WHAT YOU SHOULD DO:
Give every line below again, exactly.

#### DATASET

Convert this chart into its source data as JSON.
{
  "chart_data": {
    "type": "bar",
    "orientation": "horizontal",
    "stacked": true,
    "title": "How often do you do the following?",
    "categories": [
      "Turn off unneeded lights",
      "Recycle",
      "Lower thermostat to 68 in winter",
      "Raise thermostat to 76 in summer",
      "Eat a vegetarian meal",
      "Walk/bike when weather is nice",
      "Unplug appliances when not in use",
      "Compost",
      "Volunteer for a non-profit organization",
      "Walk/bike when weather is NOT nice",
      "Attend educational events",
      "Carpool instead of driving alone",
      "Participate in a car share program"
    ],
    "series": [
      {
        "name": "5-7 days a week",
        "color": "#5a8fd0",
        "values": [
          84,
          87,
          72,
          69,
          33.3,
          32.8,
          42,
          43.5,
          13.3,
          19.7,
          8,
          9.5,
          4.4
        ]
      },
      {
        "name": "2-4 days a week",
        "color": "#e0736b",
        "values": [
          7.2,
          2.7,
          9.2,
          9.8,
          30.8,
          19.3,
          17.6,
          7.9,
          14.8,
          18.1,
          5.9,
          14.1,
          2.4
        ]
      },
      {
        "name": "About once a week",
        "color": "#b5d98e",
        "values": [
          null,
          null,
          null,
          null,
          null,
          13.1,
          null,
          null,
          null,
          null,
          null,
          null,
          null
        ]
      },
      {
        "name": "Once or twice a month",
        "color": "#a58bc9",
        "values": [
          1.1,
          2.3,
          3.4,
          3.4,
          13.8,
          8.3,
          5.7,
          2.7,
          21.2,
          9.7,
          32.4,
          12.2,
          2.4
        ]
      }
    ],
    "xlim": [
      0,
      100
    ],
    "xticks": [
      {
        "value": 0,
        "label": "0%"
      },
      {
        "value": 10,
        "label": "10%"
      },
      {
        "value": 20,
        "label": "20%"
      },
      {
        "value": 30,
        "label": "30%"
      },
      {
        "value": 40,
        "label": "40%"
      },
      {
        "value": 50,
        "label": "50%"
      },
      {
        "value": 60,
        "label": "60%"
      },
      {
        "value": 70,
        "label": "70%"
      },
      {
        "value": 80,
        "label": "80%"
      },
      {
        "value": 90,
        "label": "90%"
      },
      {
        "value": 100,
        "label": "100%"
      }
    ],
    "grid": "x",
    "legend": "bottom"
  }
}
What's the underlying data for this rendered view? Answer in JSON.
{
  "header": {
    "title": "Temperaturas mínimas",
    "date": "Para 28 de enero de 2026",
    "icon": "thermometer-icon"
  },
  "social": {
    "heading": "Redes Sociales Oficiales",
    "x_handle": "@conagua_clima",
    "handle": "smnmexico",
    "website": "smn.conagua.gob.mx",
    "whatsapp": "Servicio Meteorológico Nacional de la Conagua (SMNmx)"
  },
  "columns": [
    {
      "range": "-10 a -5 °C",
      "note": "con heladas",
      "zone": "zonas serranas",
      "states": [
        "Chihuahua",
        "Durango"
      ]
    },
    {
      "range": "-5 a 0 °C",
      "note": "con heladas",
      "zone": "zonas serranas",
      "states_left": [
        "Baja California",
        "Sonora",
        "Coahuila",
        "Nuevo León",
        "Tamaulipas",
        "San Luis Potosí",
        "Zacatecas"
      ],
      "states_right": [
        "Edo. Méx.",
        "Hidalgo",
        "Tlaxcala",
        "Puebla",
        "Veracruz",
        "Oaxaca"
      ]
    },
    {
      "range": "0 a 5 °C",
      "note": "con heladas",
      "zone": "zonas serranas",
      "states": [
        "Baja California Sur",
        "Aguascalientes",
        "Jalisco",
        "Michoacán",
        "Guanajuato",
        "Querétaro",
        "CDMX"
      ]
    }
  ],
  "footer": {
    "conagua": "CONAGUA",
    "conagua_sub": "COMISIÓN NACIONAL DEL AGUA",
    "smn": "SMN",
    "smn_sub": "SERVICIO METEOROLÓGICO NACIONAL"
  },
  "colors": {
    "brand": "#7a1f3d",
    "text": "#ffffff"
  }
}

########

RESULT FOR THIS EXERCISE:
Convert this chart into its source data as JSON.
{
  "chart_data": {
    "type": "bar",
    "orientation": "horizontal",
    "stacked": true,
    "title": "How often do you do the following?",
    "categories": [
      "Turn off unneeded lights",
      "Recycle",
      "Lower thermostat to 68 in winter",
      "Raise thermostat to 76 in summer",
      "Eat a vegetarian meal",
      "Walk/bike when weather is nice",
      "Unplug appliances when not in use",
      "Compost",
      "Volunteer for a non-profit organization",
      "Walk/bike when weather is NOT nice",
      "Attend educational events",
      "Carpool instead of driving alone",
      "Participate in a car share program"
    ],
    "series": [
      {
        "name": "5-7 days a week",
        "color": "#5a8fd0",
        "values": [
          84,
          87,
          72,
          69,
          33.3,
          32.8,
          42,
          43.5,
          13.3,
          19.7,
          8,
          9.5,
          4.4
        ]
      },
      {
        "name": "2-4 days a week",
        "color": "#e0736b",
        "values": [
          7.2,
          2.7,
          9.2,
          9.8,
          30.8,
          19.3,
          17.6,
          7.9,
          14.8,
          18.1,
          5.9,
          14.1,
          2.4
        ]
      },
      {
        "name": "About once a week",
        "color": "#b5d98e",
        "values": [
          null,
          null,
          null,
          null,
          null,
          13.1,
          null,
          null,
          null,
          null,
          null,
          null,
          null
        ]
      },
      {
        "name": "Once or twice a month",
        "color": "#a58bc9",
        "values": [
          1.1,
          2.3,
          3.4,
          3.4,
          13.8,
          8.3,
          5.7,
          2.7,
          21.2,
          9.7,
          32.4,
          12.2,
          2.4
        ]
      }
    ],
    "xlim": [
      0,
      100
    ],
    "xticks": [
      {
        "value": 0,
        "label": "0%"
      },
      {
        "value": 10,
        "label": "10%"
      },
      {
        "value": 20,
        "label": "20%"
      },
      {
        "value": 30,
        "label": "30%"
      },
      {
        "value": 40,
        "label": "40%"
      },
      {
        "value": 50,
        "label": "50%"
      },
      {
        "value": 60,
        "label": "60%"
      },
      {
        "value": 70,
        "label": "70%"
      },
      {
        "value": 80,
        "label": "80%"
      },
      {
        "value": 90,
        "label": "90%"
      },
      {
        "value": 100,
        "label": "100%"
      }
    ],
    "grid": "x",
    "legend": "bottom"
  }
}
What's the underlying data for this rendered view? Answer in JSON.
{
  "header": {
    "title": "Temperaturas mínimas",
    "date": "Para 28 de enero de 2026",
    "icon": "thermometer-icon"
  },
  "social": {
    "heading": "Redes Sociales Oficiales",
    "x_handle": "@conagua_clima",
    "handle": "smnmexico",
    "website": "smn.conagua.gob.mx",
    "whatsapp": "Servicio Meteorológico Nacional de la Conagua (SMNmx)"
  },
  "columns": [
    {
      "range": "-10 a -5 °C",
      "note": "con heladas",
      "zone": "zonas serranas",
      "states": [
        "Chihuahua",
        "Durango"
      ]
    },
    {
      "range": "-5 a 0 °C",
      "note": "con heladas",
      "zone": "zonas serranas",
      "states_left": [
        "Baja California",
        "Sonora",
        "Coahuila",
        "Nuevo León",
        "Tamaulipas",
        "San Luis Potosí",
        "Zacatecas"
      ],
      "states_right": [
        "Edo. Méx.",
        "Hidalgo",
        "Tlaxcala",
        "Puebla",
        "Veracruz",
        "Oaxaca"
      ]
    },
    {
      "range": "0 a 5 °C",
      "note": "con heladas",
      "zone": "zonas serranas",
      "states": [
        "Baja California Sur",
        "Aguascalientes",
        "Jalisco",
        "Michoacán",
        "Guanajuato",
        "Querétaro",
        "CDMX"
      ]
    }
  ],
  "footer": {
    "conagua": "CONAGUA",
    "conagua_sub": "COMISIÓN NACIONAL DEL AGUA",
    "smn": "SMN",
    "smn_sub": "SERVICIO METEOROLÓGICO NACIONAL"
  },
  "colors": {
    "brand": "#7a1f3d",
    "text": "#ffffff"
  }
}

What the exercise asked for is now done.